*EXERCISE DIRECTIONS*.
Your task is to locate every line holding the string "строительства" and to copy each of them.

Data records:
######

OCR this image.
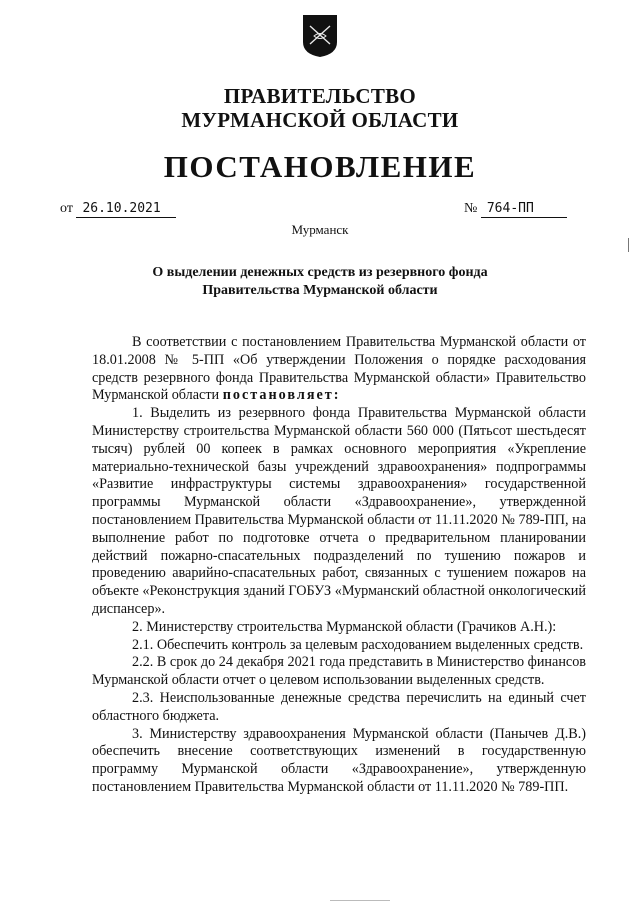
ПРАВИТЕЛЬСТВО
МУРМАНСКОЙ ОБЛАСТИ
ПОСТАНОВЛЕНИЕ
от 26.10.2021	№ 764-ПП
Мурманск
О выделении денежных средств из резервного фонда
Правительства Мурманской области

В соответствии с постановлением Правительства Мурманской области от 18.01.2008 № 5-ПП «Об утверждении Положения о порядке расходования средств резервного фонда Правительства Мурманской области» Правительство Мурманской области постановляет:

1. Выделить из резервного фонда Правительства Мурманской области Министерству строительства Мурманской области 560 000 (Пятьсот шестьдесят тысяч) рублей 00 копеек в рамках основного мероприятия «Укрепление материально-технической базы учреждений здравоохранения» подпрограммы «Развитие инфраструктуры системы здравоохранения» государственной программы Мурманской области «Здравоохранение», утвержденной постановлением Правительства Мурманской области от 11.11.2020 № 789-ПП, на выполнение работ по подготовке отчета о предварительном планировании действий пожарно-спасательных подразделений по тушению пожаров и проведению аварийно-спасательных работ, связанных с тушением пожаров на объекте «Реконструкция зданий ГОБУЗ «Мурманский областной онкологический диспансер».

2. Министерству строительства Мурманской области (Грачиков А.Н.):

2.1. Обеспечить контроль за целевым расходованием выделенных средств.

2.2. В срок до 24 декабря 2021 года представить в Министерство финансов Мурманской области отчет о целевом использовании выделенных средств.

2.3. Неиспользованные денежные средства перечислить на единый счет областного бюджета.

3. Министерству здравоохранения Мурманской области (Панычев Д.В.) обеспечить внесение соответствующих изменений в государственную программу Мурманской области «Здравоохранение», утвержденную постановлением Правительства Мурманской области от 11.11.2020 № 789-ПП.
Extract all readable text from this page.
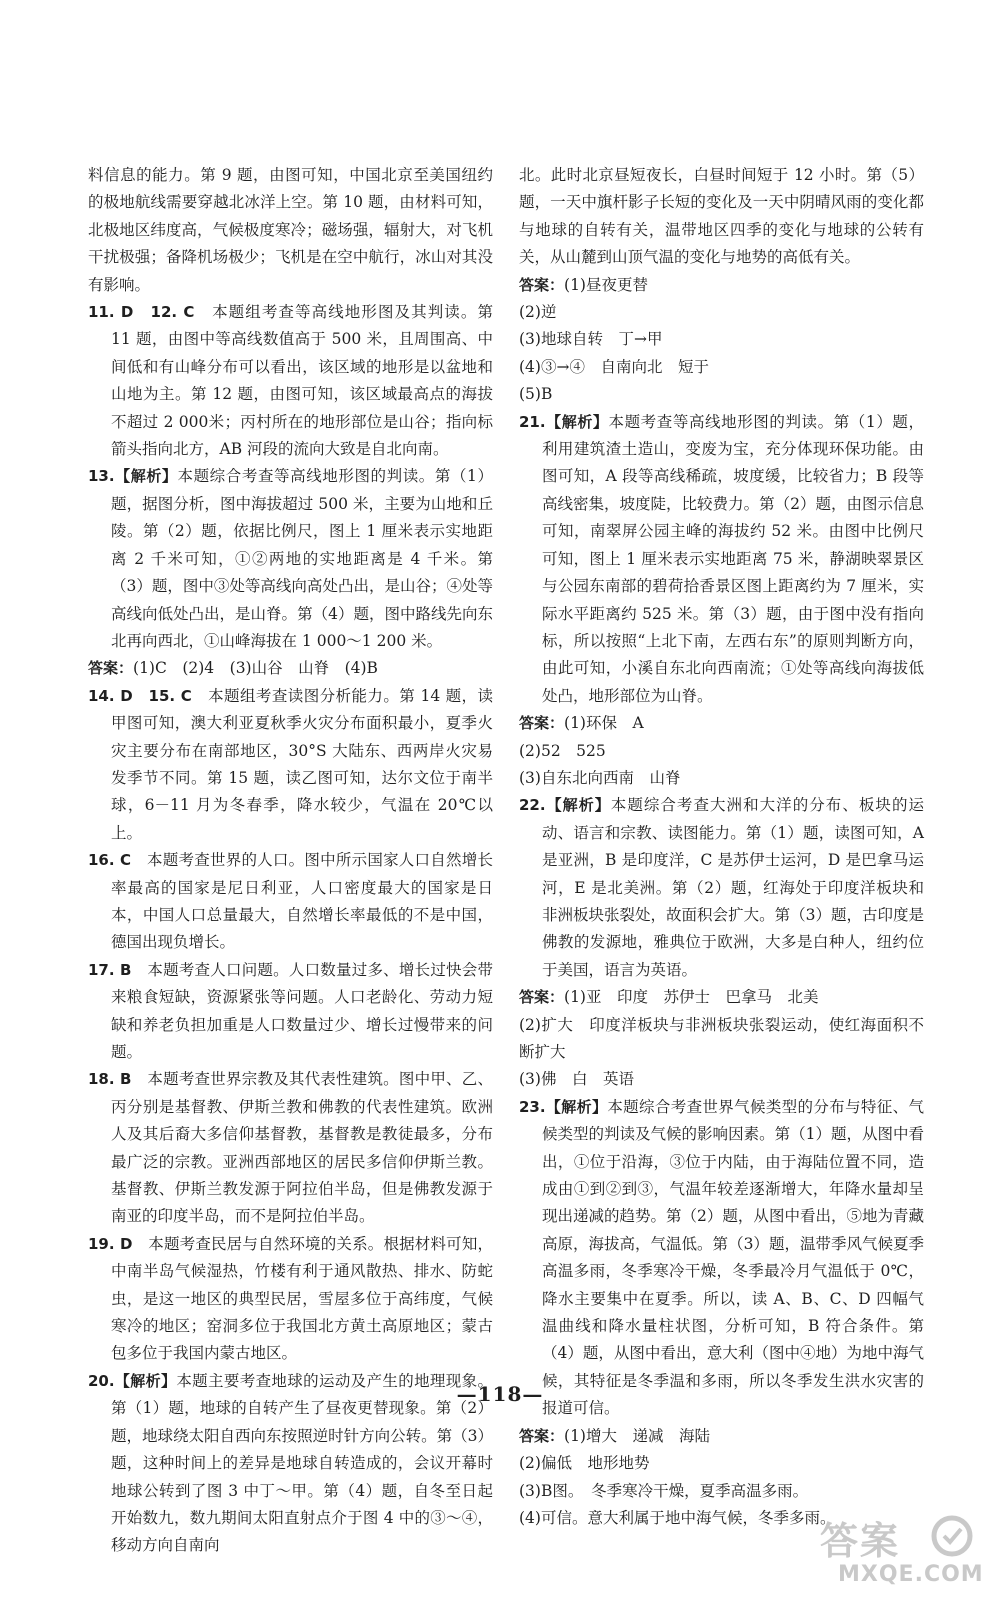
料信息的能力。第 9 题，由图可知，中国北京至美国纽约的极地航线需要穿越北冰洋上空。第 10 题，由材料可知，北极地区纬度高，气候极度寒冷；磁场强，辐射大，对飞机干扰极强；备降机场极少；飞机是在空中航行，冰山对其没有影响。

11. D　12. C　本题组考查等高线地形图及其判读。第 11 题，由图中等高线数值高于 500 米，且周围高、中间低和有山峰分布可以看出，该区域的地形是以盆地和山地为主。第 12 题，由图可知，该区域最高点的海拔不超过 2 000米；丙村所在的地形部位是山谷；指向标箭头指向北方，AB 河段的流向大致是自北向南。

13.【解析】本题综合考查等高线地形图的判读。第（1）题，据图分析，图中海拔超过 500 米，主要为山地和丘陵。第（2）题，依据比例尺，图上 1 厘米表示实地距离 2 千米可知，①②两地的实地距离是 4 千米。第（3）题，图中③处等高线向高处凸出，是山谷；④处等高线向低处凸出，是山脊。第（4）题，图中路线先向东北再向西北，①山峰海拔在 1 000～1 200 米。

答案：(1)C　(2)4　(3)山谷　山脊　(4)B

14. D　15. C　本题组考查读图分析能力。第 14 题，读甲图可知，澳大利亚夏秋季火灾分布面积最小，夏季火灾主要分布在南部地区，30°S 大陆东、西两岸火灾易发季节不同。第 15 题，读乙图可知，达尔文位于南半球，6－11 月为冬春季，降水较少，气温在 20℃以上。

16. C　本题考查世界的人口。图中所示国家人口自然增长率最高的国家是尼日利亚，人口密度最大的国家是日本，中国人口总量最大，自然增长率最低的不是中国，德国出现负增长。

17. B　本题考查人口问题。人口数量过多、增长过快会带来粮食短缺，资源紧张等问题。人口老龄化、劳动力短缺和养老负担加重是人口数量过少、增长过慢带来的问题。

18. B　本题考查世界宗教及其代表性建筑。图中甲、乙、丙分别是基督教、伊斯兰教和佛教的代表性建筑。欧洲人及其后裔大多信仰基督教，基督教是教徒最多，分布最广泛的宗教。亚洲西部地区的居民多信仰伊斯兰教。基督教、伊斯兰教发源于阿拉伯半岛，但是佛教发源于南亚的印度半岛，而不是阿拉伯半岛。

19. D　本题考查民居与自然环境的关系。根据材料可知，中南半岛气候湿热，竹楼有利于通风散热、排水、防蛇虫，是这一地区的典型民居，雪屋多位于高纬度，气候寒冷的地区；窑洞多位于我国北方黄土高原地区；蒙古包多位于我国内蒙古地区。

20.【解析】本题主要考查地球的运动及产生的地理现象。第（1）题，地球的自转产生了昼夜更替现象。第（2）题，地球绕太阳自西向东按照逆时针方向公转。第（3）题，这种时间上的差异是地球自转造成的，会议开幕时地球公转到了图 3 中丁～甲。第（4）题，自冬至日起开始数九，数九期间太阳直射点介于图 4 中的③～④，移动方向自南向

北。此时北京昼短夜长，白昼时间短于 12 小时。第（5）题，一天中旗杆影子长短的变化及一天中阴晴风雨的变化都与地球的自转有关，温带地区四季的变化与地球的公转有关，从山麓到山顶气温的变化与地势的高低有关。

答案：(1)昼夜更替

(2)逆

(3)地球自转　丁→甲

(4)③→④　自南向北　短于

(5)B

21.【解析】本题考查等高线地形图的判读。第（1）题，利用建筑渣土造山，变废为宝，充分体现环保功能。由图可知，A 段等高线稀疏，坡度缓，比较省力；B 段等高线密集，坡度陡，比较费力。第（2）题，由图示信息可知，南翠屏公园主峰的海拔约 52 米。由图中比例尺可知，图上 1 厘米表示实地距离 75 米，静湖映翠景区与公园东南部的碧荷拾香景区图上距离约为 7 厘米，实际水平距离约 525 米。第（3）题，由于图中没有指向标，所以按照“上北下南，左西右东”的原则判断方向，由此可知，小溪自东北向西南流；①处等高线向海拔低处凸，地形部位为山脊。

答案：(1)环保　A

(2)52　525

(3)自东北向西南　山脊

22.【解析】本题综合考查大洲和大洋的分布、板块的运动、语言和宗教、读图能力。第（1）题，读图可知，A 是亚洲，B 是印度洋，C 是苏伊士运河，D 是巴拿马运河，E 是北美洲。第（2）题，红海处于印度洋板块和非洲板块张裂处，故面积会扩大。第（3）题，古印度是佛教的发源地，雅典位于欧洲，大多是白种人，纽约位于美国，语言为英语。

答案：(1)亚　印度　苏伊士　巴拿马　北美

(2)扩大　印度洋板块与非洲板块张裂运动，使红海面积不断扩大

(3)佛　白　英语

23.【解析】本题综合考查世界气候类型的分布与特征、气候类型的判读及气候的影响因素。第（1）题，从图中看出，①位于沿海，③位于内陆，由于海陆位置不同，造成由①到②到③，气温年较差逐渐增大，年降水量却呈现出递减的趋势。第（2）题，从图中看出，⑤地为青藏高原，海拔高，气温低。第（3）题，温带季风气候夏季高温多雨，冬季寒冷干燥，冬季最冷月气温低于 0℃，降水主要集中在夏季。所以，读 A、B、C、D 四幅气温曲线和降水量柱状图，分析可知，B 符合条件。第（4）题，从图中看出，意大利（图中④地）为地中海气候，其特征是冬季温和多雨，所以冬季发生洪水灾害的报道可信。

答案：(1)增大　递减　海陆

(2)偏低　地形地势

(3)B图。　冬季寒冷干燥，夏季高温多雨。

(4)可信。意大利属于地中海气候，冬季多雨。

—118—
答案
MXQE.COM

######

*RESULT OF THE EXERCISE*.
1. Выделить из резервного фонда Правительства Мурманской области Министерству строительства Мурманской области 560 000 (Пятьсот шестьдесят тысяч) рублей 00 копеек в рамках основного мероприятия «Укрепление материально-технической базы учреждений здравоохранения» подпрограммы «Развитие инфраструктуры системы здравоохранения» государственной программы Мурманской области «Здравоохранение», утвержденной постановлением Правительства Мурманской области от 11.11.2020 № 789-ПП, на выполнение работ по подготовке отчета о предварительном планировании действий пожарно-спасательных подразделений по тушению пожаров и проведению аварийно-спасательных работ, связанных с тушением пожаров на объекте «Реконструкция зданий ГОБУЗ «Мурманский областной онкологический диспансер».
2. Министерству строительства Мурманской области (Грачиков А.Н.):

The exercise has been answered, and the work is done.